* [What you will do]: All of the records below should be output exactly.

○ ○ ○ ○ ○ ○ ○

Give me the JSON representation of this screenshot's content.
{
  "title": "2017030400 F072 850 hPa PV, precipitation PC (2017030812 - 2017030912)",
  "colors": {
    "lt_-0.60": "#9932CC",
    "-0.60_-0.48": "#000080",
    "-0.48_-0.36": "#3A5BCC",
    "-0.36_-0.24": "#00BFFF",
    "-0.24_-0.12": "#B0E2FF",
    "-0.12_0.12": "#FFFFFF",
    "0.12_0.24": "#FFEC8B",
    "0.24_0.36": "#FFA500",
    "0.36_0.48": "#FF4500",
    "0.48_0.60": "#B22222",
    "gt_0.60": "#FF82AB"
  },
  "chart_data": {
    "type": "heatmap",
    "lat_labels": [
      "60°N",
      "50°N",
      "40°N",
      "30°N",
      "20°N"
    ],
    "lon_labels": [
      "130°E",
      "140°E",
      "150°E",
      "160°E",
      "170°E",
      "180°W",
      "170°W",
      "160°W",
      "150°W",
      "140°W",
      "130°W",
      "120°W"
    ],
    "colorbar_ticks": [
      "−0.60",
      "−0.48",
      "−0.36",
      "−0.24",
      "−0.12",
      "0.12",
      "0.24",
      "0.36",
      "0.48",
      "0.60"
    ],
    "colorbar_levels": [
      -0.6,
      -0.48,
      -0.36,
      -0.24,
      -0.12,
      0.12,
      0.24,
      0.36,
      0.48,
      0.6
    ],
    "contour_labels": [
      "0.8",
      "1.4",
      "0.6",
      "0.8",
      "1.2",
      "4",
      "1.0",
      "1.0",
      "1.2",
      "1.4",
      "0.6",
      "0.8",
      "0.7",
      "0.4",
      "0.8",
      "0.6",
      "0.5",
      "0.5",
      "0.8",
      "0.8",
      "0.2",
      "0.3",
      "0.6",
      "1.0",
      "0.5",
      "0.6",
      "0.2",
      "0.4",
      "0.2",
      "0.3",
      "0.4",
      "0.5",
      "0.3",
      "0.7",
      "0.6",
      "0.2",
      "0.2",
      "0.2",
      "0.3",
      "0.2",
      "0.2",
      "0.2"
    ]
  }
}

○ ○ ○ ○ ○ ○ ○

* [Answer to this task]:
Give me the JSON representation of this screenshot's content.
{
  "title": "2017030400 F072 850 hPa PV, precipitation PC (2017030812 - 2017030912)",
  "colors": {
    "lt_-0.60": "#9932CC",
    "-0.60_-0.48": "#000080",
    "-0.48_-0.36": "#3A5BCC",
    "-0.36_-0.24": "#00BFFF",
    "-0.24_-0.12": "#B0E2FF",
    "-0.12_0.12": "#FFFFFF",
    "0.12_0.24": "#FFEC8B",
    "0.24_0.36": "#FFA500",
    "0.36_0.48": "#FF4500",
    "0.48_0.60": "#B22222",
    "gt_0.60": "#FF82AB"
  },
  "chart_data": {
    "type": "heatmap",
    "lat_labels": [
      "60°N",
      "50°N",
      "40°N",
      "30°N",
      "20°N"
    ],
    "lon_labels": [
      "130°E",
      "140°E",
      "150°E",
      "160°E",
      "170°E",
      "180°W",
      "170°W",
      "160°W",
      "150°W",
      "140°W",
      "130°W",
      "120°W"
    ],
    "colorbar_ticks": [
      "−0.60",
      "−0.48",
      "−0.36",
      "−0.24",
      "−0.12",
      "0.12",
      "0.24",
      "0.36",
      "0.48",
      "0.60"
    ],
    "colorbar_levels": [
      -0.6,
      -0.48,
      -0.36,
      -0.24,
      -0.12,
      0.12,
      0.24,
      0.36,
      0.48,
      0.6
    ],
    "contour_labels": [
      "0.8",
      "1.4",
      "0.6",
      "0.8",
      "1.2",
      "4",
      "1.0",
      "1.0",
      "1.2",
      "1.4",
      "0.6",
      "0.8",
      "0.7",
      "0.4",
      "0.8",
      "0.6",
      "0.5",
      "0.5",
      "0.8",
      "0.8",
      "0.2",
      "0.3",
      "0.6",
      "1.0",
      "0.5",
      "0.6",
      "0.2",
      "0.4",
      "0.2",
      "0.3",
      "0.4",
      "0.5",
      "0.3",
      "0.7",
      "0.6",
      "0.2",
      "0.2",
      "0.2",
      "0.3",
      "0.2",
      "0.2",
      "0.2"
    ]
  }
}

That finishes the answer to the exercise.